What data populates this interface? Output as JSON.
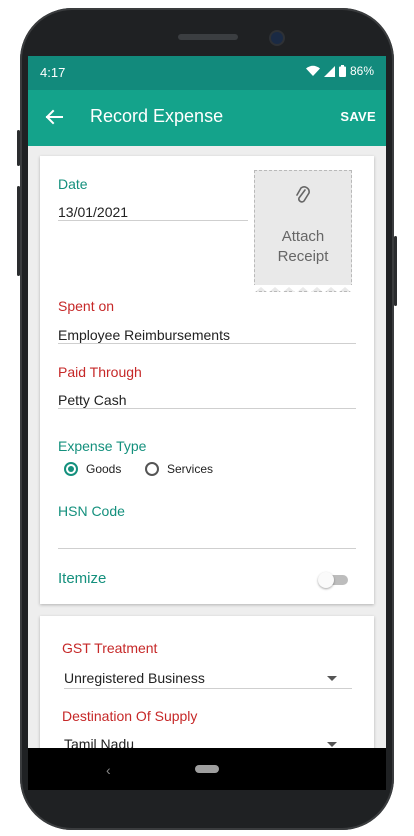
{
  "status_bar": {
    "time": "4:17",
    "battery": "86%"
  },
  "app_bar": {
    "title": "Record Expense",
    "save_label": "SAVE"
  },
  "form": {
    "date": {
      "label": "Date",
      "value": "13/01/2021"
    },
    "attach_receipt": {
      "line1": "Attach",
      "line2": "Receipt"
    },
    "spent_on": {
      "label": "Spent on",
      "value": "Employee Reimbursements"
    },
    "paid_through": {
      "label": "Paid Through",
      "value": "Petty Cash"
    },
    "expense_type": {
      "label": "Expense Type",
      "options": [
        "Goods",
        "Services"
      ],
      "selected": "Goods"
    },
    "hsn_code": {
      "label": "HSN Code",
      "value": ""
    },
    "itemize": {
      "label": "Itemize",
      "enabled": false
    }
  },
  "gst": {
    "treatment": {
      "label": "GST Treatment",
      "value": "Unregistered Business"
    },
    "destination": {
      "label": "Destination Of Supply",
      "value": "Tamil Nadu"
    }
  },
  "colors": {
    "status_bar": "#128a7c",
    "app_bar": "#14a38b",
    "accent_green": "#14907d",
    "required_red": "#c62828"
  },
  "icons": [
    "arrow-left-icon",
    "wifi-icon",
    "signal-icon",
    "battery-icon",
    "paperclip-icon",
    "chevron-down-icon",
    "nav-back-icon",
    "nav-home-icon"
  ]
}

——

**The problem**
Each record should be quoted exactly, with the images omitted.

**Finished exercise**
What data populates this interface? Output as JSON.
{
  "status_bar": {
    "time": "4:17",
    "battery": "86%"
  },
  "app_bar": {
    "title": "Record Expense",
    "save_label": "SAVE"
  },
  "form": {
    "date": {
      "label": "Date",
      "value": "13/01/2021"
    },
    "attach_receipt": {
      "line1": "Attach",
      "line2": "Receipt"
    },
    "spent_on": {
      "label": "Spent on",
      "value": "Employee Reimbursements"
    },
    "paid_through": {
      "label": "Paid Through",
      "value": "Petty Cash"
    },
    "expense_type": {
      "label": "Expense Type",
      "options": [
        "Goods",
        "Services"
      ],
      "selected": "Goods"
    },
    "hsn_code": {
      "label": "HSN Code",
      "value": ""
    },
    "itemize": {
      "label": "Itemize",
      "enabled": false
    }
  },
  "gst": {
    "treatment": {
      "label": "GST Treatment",
      "value": "Unregistered Business"
    },
    "destination": {
      "label": "Destination Of Supply",
      "value": "Tamil Nadu"
    }
  },
  "colors": {
    "status_bar": "#128a7c",
    "app_bar": "#14a38b",
    "accent_green": "#14907d",
    "required_red": "#c62828"
  },
  "icons": [
    "arrow-left-icon",
    "wifi-icon",
    "signal-icon",
    "battery-icon",
    "paperclip-icon",
    "chevron-down-icon",
    "nav-back-icon",
    "nav-home-icon"
  ]
}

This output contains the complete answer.